> [The exercise]:
Check each line of the data for "étapes" and select those that have it.

### Data shown ###

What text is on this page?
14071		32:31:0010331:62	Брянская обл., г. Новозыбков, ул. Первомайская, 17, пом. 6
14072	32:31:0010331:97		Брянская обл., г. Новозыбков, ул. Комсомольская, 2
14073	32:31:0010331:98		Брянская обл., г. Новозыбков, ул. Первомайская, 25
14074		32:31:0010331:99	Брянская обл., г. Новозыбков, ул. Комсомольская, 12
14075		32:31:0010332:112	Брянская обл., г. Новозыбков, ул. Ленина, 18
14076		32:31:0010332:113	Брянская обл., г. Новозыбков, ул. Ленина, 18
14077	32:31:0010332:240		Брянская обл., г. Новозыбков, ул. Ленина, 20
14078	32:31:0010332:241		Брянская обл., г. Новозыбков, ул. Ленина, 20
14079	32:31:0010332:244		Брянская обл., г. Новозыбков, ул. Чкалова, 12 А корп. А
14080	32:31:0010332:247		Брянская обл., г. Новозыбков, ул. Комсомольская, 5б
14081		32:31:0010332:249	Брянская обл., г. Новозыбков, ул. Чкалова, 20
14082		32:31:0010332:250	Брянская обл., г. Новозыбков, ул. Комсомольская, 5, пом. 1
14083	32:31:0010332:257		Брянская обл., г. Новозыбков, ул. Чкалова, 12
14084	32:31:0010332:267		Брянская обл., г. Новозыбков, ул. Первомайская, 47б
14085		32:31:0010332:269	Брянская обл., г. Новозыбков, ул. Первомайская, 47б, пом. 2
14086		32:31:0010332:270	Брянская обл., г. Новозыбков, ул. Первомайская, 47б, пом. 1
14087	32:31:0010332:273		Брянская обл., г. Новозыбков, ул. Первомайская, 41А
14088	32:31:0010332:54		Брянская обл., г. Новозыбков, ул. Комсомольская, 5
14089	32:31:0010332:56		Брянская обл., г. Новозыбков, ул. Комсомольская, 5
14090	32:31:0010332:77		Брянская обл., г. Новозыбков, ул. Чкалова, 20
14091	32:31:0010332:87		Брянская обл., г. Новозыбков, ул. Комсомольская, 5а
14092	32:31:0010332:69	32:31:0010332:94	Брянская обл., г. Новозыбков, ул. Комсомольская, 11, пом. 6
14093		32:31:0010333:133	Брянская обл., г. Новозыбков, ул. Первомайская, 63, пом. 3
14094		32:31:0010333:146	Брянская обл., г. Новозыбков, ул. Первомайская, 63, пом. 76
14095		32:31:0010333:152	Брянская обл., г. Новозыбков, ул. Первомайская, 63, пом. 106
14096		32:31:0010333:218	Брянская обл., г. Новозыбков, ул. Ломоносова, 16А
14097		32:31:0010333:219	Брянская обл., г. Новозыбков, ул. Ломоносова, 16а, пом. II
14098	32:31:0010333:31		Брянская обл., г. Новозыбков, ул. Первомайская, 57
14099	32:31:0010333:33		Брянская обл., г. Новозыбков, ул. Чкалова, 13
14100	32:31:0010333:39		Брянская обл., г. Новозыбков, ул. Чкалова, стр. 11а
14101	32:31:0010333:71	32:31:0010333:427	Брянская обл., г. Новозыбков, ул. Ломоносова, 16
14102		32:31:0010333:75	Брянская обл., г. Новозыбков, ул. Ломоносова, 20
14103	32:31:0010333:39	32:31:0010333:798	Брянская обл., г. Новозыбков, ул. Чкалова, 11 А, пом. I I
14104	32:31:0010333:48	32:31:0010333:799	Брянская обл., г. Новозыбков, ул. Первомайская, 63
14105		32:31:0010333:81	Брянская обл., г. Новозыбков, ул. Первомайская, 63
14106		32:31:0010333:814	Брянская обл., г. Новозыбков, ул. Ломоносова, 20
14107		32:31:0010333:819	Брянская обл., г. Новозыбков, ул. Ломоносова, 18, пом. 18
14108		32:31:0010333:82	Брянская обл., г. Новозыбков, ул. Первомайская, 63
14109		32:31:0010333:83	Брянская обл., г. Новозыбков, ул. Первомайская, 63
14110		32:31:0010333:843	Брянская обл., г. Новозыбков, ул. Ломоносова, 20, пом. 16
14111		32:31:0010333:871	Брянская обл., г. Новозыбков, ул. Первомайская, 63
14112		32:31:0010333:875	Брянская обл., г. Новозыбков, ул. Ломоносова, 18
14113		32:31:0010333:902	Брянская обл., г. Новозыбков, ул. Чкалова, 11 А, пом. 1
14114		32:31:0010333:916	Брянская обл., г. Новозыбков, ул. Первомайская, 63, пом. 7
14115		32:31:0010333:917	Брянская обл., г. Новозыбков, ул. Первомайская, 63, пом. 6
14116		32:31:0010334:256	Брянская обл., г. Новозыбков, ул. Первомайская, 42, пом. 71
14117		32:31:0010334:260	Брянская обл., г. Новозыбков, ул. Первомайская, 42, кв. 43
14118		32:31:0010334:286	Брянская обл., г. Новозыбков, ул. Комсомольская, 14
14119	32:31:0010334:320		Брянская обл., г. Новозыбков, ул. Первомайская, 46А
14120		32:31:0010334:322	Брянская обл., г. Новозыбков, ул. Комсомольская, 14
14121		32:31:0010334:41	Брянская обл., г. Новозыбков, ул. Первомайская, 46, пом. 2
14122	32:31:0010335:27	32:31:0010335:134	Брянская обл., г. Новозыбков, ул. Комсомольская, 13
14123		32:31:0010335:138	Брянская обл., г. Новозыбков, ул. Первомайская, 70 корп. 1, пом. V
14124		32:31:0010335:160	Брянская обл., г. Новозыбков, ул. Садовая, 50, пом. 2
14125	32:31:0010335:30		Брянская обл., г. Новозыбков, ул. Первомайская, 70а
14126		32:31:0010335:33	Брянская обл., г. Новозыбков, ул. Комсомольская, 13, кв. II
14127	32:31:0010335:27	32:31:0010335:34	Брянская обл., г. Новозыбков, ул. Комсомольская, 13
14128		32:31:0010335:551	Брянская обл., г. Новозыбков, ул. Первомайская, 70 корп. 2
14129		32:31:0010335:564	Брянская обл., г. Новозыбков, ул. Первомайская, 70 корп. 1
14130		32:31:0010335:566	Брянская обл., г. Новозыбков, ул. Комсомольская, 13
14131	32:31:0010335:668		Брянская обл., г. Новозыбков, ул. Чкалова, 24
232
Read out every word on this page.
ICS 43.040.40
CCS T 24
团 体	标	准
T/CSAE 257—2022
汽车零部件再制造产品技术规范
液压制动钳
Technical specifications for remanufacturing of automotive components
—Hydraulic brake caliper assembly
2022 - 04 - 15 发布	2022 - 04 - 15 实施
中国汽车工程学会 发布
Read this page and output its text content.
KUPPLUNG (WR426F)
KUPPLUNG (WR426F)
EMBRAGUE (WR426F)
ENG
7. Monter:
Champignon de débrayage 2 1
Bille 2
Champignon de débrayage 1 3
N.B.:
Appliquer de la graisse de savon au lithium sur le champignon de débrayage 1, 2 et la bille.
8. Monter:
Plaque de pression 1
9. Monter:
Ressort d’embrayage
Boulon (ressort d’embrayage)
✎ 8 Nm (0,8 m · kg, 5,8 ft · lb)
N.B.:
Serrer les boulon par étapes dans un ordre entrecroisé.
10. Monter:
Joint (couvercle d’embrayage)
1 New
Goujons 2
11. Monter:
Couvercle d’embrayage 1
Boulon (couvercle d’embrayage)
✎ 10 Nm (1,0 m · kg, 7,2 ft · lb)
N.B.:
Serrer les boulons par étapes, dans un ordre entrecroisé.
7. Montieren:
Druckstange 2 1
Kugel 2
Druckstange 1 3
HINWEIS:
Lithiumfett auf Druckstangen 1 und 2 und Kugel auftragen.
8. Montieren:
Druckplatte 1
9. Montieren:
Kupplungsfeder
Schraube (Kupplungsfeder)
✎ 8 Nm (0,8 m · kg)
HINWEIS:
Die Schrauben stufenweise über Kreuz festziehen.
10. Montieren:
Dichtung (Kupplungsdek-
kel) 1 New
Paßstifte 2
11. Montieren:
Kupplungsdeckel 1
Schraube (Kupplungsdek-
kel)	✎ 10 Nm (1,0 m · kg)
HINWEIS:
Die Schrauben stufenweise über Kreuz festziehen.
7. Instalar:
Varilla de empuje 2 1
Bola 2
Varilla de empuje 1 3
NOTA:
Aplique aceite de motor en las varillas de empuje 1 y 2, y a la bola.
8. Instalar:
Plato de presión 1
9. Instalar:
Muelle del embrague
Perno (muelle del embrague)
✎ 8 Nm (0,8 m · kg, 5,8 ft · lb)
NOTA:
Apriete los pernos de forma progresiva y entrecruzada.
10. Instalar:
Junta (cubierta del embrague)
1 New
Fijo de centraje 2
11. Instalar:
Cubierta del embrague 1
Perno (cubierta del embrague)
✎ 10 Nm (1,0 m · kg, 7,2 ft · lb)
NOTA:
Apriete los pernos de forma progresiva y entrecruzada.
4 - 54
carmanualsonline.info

###

> [Answer below]:
Serrer les boulon par étapes dans un ordre entrecroisé.
Serrer les boulons par étapes, dans un ordre entrecroisé.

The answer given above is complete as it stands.